** start Material for this task **

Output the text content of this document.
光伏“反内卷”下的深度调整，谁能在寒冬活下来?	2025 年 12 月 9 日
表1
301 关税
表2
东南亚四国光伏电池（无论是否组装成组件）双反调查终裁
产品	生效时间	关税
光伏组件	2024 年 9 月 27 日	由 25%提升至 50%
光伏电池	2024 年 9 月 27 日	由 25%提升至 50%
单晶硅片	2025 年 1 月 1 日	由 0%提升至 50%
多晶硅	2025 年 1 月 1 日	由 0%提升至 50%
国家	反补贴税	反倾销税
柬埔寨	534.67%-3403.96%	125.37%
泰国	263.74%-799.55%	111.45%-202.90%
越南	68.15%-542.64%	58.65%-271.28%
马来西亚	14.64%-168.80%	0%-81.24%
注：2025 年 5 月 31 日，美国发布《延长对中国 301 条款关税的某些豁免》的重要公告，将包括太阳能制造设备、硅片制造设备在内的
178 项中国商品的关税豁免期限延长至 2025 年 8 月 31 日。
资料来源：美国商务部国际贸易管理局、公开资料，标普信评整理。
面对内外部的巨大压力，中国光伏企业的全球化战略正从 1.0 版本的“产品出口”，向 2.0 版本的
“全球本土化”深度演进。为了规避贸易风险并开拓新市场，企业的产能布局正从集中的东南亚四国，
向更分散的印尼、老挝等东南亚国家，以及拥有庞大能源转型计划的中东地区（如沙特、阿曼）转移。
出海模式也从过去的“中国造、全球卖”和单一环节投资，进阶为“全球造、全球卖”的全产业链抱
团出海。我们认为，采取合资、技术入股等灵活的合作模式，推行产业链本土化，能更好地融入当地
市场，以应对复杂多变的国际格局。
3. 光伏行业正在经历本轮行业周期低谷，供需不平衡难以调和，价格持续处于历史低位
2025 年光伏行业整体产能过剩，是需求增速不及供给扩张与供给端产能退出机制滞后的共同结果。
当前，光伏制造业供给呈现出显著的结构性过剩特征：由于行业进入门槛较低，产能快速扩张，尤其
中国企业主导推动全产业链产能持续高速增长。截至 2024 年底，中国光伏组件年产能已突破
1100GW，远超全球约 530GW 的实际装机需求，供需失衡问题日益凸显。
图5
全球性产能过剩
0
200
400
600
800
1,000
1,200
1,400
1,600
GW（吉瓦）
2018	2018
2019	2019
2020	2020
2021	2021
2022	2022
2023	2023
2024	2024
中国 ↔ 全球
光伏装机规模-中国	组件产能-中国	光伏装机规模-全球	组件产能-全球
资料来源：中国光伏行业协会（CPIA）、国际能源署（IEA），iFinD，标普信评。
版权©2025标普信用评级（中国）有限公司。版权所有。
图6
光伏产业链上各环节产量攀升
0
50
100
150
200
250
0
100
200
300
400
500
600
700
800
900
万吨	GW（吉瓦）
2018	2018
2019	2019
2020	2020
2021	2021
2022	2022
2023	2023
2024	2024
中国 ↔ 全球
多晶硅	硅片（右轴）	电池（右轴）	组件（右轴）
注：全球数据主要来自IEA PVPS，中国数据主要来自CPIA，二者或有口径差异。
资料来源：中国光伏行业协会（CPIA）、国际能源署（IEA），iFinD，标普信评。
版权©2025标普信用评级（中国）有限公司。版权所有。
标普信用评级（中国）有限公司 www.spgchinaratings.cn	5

** end Material for this task **

Short task →
Quote the material exactly, leaving nothing out.

Expected answer →
Output the text content of this document.
光伏“反内卷”下的深度调整，谁能在寒冬活下来?	2025 年 12 月 9 日
表1
301 关税
表2
东南亚四国光伏电池（无论是否组装成组件）双反调查终裁
产品	生效时间	关税
光伏组件	2024 年 9 月 27 日	由 25%提升至 50%
光伏电池	2024 年 9 月 27 日	由 25%提升至 50%
单晶硅片	2025 年 1 月 1 日	由 0%提升至 50%
多晶硅	2025 年 1 月 1 日	由 0%提升至 50%
国家	反补贴税	反倾销税
柬埔寨	534.67%-3403.96%	125.37%
泰国	263.74%-799.55%	111.45%-202.90%
越南	68.15%-542.64%	58.65%-271.28%
马来西亚	14.64%-168.80%	0%-81.24%
注：2025 年 5 月 31 日，美国发布《延长对中国 301 条款关税的某些豁免》的重要公告，将包括太阳能制造设备、硅片制造设备在内的
178 项中国商品的关税豁免期限延长至 2025 年 8 月 31 日。
资料来源：美国商务部国际贸易管理局、公开资料，标普信评整理。
面对内外部的巨大压力，中国光伏企业的全球化战略正从 1.0 版本的“产品出口”，向 2.0 版本的
“全球本土化”深度演进。为了规避贸易风险并开拓新市场，企业的产能布局正从集中的东南亚四国，
向更分散的印尼、老挝等东南亚国家，以及拥有庞大能源转型计划的中东地区（如沙特、阿曼）转移。
出海模式也从过去的“中国造、全球卖”和单一环节投资，进阶为“全球造、全球卖”的全产业链抱
团出海。我们认为，采取合资、技术入股等灵活的合作模式，推行产业链本土化，能更好地融入当地
市场，以应对复杂多变的国际格局。
3. 光伏行业正在经历本轮行业周期低谷，供需不平衡难以调和，价格持续处于历史低位
2025 年光伏行业整体产能过剩，是需求增速不及供给扩张与供给端产能退出机制滞后的共同结果。
当前，光伏制造业供给呈现出显著的结构性过剩特征：由于行业进入门槛较低，产能快速扩张，尤其
中国企业主导推动全产业链产能持续高速增长。截至 2024 年底，中国光伏组件年产能已突破
1100GW，远超全球约 530GW 的实际装机需求，供需失衡问题日益凸显。
图5
全球性产能过剩
0
200
400
600
800
1,000
1,200
1,400
1,600
GW（吉瓦）
2018	2018
2019	2019
2020	2020
2021	2021
2022	2022
2023	2023
2024	2024
中国 ↔ 全球
光伏装机规模-中国	组件产能-中国	光伏装机规模-全球	组件产能-全球
资料来源：中国光伏行业协会（CPIA）、国际能源署（IEA），iFinD，标普信评。
版权©2025标普信用评级（中国）有限公司。版权所有。
图6
光伏产业链上各环节产量攀升
0
50
100
150
200
250
0
100
200
300
400
500
600
700
800
900
万吨	GW（吉瓦）
2018	2018
2019	2019
2020	2020
2021	2021
2022	2022
2023	2023
2024	2024
中国 ↔ 全球
多晶硅	硅片（右轴）	电池（右轴）	组件（右轴）
注：全球数据主要来自IEA PVPS，中国数据主要来自CPIA，二者或有口径差异。
资料来源：中国光伏行业协会（CPIA）、国际能源署（IEA），iFinD，标普信评。
版权©2025标普信用评级（中国）有限公司。版权所有。
标普信用评级（中国）有限公司 www.spgchinaratings.cn	5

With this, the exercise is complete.